(WRITTEN EXERCISE)
Gather, from the data below, each line in which the word "mixture" occurs.

***** RECORDS TO PROCESS *****

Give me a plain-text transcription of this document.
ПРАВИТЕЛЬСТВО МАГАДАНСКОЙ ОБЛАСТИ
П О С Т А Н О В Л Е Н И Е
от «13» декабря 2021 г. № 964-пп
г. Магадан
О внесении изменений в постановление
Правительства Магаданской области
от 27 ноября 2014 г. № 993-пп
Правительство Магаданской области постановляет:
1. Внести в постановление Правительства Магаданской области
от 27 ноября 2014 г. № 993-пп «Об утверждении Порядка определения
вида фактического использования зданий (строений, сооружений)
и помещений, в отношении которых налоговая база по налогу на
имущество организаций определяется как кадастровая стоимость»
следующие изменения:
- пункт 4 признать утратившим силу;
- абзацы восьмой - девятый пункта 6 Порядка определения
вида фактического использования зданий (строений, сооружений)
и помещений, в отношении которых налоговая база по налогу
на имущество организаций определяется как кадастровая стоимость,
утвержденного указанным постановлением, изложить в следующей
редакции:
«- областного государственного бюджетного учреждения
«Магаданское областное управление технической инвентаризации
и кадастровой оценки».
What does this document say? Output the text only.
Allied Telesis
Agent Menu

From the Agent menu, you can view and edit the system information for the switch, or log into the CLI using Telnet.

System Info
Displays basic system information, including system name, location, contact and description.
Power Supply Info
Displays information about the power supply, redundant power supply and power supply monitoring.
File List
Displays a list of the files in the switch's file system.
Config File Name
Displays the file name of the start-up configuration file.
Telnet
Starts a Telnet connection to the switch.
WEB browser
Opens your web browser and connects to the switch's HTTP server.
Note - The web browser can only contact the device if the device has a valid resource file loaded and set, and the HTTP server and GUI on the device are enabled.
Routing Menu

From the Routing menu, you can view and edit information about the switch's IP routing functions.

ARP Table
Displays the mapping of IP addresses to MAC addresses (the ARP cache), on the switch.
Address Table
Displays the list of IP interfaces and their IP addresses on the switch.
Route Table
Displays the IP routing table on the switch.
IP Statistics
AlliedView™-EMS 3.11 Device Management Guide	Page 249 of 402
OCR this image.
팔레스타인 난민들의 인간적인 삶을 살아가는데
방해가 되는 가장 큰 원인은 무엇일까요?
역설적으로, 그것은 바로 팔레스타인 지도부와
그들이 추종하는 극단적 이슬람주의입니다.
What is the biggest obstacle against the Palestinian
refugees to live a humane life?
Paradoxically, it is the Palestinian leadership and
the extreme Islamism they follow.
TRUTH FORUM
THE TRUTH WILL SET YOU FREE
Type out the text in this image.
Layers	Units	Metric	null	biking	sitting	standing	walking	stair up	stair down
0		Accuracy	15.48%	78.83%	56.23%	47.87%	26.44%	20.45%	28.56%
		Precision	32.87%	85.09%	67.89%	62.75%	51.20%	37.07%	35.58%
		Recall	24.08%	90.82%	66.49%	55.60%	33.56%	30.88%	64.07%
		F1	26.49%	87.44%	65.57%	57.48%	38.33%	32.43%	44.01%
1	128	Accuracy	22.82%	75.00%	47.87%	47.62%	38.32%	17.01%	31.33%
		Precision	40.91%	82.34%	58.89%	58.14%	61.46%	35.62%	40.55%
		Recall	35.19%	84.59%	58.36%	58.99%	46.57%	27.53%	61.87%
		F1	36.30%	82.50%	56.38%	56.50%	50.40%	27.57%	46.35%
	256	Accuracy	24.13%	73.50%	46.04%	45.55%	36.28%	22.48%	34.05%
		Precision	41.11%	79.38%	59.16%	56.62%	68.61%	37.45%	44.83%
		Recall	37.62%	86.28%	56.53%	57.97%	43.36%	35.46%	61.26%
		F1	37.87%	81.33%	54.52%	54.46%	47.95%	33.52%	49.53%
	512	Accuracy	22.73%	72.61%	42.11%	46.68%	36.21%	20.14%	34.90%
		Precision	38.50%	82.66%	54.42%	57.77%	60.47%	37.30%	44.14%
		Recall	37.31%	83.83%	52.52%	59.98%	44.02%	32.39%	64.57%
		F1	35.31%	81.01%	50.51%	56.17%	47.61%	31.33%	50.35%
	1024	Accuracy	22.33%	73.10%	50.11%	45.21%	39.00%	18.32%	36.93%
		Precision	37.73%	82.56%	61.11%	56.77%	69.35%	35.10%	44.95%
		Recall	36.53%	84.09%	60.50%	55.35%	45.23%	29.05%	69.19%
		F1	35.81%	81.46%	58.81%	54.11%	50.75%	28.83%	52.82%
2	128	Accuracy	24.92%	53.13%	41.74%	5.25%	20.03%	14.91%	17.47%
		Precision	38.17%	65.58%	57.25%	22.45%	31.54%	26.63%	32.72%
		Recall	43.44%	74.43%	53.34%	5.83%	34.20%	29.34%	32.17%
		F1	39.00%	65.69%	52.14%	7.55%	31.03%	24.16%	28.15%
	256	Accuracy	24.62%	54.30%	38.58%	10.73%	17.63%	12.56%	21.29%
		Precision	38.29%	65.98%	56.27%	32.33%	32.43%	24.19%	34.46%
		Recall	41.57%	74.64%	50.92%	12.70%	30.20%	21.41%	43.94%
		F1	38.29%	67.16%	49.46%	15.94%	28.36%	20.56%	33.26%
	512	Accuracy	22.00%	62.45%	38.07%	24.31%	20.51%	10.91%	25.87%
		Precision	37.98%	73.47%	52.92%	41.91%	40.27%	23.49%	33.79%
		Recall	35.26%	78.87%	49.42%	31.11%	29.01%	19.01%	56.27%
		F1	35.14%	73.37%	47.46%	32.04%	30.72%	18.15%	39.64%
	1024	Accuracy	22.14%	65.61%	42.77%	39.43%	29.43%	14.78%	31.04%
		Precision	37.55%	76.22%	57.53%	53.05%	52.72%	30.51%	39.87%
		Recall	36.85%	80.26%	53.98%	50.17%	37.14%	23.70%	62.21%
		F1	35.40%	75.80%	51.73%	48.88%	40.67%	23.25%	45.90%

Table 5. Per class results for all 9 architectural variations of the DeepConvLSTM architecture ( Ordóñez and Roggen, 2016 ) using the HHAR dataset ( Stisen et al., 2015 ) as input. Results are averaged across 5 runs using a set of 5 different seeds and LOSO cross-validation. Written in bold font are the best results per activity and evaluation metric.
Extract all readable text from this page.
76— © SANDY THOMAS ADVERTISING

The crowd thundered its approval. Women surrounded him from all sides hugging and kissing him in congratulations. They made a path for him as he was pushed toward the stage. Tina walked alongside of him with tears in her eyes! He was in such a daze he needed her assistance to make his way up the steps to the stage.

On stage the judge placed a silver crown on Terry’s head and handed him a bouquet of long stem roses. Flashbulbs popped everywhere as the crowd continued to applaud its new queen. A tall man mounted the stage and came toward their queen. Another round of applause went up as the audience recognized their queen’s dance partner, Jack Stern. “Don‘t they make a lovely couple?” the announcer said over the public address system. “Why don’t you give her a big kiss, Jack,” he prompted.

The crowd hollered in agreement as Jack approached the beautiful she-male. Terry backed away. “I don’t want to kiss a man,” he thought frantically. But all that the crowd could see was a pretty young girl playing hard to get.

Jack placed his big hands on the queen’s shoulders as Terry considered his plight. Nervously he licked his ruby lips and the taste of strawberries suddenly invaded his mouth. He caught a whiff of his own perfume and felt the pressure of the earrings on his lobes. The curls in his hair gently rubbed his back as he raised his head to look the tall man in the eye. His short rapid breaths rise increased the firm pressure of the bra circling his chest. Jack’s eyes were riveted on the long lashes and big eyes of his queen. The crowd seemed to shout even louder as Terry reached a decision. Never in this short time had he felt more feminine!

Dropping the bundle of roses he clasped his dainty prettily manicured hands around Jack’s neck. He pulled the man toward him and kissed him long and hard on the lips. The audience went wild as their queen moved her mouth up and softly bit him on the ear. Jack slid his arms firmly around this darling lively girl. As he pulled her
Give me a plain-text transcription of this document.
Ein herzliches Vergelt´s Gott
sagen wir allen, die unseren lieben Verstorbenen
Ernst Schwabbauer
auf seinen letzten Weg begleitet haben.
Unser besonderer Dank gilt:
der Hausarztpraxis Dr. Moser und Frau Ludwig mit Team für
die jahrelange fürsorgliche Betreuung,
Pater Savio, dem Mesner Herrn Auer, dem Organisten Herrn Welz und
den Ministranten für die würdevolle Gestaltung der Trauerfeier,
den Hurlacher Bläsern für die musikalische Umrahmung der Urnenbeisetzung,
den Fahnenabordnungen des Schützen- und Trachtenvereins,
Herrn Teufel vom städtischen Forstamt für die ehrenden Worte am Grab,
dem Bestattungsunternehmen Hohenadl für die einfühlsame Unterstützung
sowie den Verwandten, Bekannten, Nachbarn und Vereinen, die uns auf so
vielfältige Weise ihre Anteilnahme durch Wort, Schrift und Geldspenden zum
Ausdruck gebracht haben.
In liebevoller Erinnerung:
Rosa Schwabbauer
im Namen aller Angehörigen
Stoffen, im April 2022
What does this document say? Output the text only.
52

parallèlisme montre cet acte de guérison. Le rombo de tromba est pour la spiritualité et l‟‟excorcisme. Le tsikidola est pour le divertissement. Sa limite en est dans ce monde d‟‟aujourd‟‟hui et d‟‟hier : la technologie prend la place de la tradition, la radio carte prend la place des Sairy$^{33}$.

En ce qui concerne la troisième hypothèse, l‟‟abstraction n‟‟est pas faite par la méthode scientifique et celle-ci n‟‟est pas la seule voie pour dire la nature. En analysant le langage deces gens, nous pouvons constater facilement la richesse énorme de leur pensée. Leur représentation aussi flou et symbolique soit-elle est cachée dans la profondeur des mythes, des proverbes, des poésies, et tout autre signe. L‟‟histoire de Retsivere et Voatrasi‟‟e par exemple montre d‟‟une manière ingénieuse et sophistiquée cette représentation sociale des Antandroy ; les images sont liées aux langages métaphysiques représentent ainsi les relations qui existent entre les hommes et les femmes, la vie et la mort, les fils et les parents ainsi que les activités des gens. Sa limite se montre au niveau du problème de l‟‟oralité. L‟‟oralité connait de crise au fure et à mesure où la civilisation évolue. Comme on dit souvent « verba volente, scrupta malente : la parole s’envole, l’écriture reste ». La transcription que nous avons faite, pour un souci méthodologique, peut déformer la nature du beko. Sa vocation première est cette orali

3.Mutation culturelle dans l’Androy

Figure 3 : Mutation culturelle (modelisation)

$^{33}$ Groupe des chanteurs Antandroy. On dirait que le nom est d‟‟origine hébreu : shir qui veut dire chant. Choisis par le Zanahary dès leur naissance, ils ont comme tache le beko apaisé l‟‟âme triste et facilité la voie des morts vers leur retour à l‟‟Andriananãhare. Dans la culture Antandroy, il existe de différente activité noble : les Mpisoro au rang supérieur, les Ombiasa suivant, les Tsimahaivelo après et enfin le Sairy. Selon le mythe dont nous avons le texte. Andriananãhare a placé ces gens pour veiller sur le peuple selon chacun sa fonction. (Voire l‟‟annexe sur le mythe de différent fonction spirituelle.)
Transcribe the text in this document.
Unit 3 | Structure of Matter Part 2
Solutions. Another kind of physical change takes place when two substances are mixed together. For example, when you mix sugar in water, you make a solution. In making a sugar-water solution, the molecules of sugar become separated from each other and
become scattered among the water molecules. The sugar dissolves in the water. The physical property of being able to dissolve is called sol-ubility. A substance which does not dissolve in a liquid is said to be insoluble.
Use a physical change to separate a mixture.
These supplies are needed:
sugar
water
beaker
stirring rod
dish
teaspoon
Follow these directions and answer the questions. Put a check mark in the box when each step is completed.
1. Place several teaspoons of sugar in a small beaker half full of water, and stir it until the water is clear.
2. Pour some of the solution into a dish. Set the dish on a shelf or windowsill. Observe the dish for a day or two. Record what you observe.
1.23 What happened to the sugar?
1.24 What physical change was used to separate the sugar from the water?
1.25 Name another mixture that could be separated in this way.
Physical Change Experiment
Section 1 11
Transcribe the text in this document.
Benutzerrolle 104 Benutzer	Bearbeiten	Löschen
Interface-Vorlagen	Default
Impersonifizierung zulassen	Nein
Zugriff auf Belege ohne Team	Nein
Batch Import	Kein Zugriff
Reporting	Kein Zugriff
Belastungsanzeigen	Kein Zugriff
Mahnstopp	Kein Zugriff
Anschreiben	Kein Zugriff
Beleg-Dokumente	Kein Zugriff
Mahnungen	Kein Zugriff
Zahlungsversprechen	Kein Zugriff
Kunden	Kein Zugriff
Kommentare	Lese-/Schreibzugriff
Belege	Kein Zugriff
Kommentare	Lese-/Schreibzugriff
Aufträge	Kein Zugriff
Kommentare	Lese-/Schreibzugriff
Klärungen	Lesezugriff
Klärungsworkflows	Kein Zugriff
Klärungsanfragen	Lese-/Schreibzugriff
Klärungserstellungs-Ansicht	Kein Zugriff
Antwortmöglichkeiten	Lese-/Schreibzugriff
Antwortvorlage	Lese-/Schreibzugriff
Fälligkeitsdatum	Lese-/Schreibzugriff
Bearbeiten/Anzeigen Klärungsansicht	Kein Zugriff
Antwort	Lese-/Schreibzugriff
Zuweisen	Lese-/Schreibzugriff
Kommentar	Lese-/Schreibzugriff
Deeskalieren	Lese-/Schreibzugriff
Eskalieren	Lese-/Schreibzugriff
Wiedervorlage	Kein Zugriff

*****

(REPLY)
Use a physical change to separate a mixture.
1.25 Name another mixture that could be separated in this way.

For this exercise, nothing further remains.